> Do this:
Copy out all the records exactly.

++++ Data for this task ++++

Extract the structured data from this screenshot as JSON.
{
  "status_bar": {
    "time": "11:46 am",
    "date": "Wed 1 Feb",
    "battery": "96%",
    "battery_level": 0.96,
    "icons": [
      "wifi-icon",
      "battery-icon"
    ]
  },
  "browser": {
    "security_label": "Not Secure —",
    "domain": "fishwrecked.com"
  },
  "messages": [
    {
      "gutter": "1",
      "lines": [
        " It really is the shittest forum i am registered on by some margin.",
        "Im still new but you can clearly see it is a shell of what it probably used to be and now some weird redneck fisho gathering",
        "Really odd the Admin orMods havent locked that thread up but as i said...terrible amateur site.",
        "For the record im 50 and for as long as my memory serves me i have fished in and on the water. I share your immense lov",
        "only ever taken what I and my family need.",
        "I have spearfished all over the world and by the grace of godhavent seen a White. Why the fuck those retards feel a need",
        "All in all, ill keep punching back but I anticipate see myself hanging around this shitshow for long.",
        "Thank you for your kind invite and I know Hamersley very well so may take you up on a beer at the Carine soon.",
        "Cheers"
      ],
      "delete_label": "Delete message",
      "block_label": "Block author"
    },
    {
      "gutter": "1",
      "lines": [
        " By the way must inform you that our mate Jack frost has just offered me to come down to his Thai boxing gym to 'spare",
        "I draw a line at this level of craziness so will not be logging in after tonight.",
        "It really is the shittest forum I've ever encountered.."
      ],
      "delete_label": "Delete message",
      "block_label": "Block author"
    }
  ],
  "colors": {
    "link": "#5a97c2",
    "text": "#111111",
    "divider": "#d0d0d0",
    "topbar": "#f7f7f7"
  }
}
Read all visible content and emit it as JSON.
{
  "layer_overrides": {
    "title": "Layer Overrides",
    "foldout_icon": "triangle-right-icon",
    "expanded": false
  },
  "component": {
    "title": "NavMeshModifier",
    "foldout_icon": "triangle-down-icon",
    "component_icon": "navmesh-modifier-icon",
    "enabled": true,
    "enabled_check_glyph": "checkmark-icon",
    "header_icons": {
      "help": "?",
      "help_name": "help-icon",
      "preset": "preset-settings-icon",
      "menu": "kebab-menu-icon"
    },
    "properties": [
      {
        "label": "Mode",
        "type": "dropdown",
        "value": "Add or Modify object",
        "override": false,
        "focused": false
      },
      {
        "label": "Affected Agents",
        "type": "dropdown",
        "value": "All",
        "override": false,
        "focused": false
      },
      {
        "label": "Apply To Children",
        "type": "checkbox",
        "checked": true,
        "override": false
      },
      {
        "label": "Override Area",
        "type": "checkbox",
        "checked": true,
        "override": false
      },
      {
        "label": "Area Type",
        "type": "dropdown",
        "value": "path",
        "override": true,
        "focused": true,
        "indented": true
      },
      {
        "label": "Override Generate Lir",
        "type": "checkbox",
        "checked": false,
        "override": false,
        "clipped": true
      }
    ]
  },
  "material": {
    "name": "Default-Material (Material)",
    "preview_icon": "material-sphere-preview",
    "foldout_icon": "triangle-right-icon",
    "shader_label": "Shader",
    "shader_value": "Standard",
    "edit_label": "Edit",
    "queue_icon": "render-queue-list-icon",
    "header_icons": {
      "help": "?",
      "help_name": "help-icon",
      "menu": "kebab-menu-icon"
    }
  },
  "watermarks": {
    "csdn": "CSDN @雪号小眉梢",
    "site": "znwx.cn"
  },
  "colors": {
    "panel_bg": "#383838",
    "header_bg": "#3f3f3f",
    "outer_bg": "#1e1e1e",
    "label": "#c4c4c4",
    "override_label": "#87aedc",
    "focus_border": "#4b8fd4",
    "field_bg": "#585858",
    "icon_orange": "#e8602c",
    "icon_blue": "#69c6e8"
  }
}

++++

> In response:
Extract the structured data from this screenshot as JSON.
{
  "status_bar": {
    "time": "11:46 am",
    "date": "Wed 1 Feb",
    "battery": "96%",
    "battery_level": 0.96,
    "icons": [
      "wifi-icon",
      "battery-icon"
    ]
  },
  "browser": {
    "security_label": "Not Secure —",
    "domain": "fishwrecked.com"
  },
  "messages": [
    {
      "gutter": "1",
      "lines": [
        " It really is the shittest forum i am registered on by some margin.",
        "Im still new but you can clearly see it is a shell of what it probably used to be and now some weird redneck fisho gathering",
        "Really odd the Admin orMods havent locked that thread up but as i said...terrible amateur site.",
        "For the record im 50 and for as long as my memory serves me i have fished in and on the water. I share your immense lov",
        "only ever taken what I and my family need.",
        "I have spearfished all over the world and by the grace of godhavent seen a White. Why the fuck those retards feel a need",
        "All in all, ill keep punching back but I anticipate see myself hanging around this shitshow for long.",
        "Thank you for your kind invite and I know Hamersley very well so may take you up on a beer at the Carine soon.",
        "Cheers"
      ],
      "delete_label": "Delete message",
      "block_label": "Block author"
    },
    {
      "gutter": "1",
      "lines": [
        " By the way must inform you that our mate Jack frost has just offered me to come down to his Thai boxing gym to 'spare",
        "I draw a line at this level of craziness so will not be logging in after tonight.",
        "It really is the shittest forum I've ever encountered.."
      ],
      "delete_label": "Delete message",
      "block_label": "Block author"
    }
  ],
  "colors": {
    "link": "#5a97c2",
    "text": "#111111",
    "divider": "#d0d0d0",
    "topbar": "#f7f7f7"
  }
}
Read all visible content and emit it as JSON.
{
  "layer_overrides": {
    "title": "Layer Overrides",
    "foldout_icon": "triangle-right-icon",
    "expanded": false
  },
  "component": {
    "title": "NavMeshModifier",
    "foldout_icon": "triangle-down-icon",
    "component_icon": "navmesh-modifier-icon",
    "enabled": true,
    "enabled_check_glyph": "checkmark-icon",
    "header_icons": {
      "help": "?",
      "help_name": "help-icon",
      "preset": "preset-settings-icon",
      "menu": "kebab-menu-icon"
    },
    "properties": [
      {
        "label": "Mode",
        "type": "dropdown",
        "value": "Add or Modify object",
        "override": false,
        "focused": false
      },
      {
        "label": "Affected Agents",
        "type": "dropdown",
        "value": "All",
        "override": false,
        "focused": false
      },
      {
        "label": "Apply To Children",
        "type": "checkbox",
        "checked": true,
        "override": false
      },
      {
        "label": "Override Area",
        "type": "checkbox",
        "checked": true,
        "override": false
      },
      {
        "label": "Area Type",
        "type": "dropdown",
        "value": "path",
        "override": true,
        "focused": true,
        "indented": true
      },
      {
        "label": "Override Generate Lir",
        "type": "checkbox",
        "checked": false,
        "override": false,
        "clipped": true
      }
    ]
  },
  "material": {
    "name": "Default-Material (Material)",
    "preview_icon": "material-sphere-preview",
    "foldout_icon": "triangle-right-icon",
    "shader_label": "Shader",
    "shader_value": "Standard",
    "edit_label": "Edit",
    "queue_icon": "render-queue-list-icon",
    "header_icons": {
      "help": "?",
      "help_name": "help-icon",
      "menu": "kebab-menu-icon"
    }
  },
  "watermarks": {
    "csdn": "CSDN @雪号小眉梢",
    "site": "znwx.cn"
  },
  "colors": {
    "panel_bg": "#383838",
    "header_bg": "#3f3f3f",
    "outer_bg": "#1e1e1e",
    "label": "#c4c4c4",
    "override_label": "#87aedc",
    "focus_border": "#4b8fd4",
    "field_bg": "#585858",
    "icon_orange": "#e8602c",
    "icon_blue": "#69c6e8"
  }
}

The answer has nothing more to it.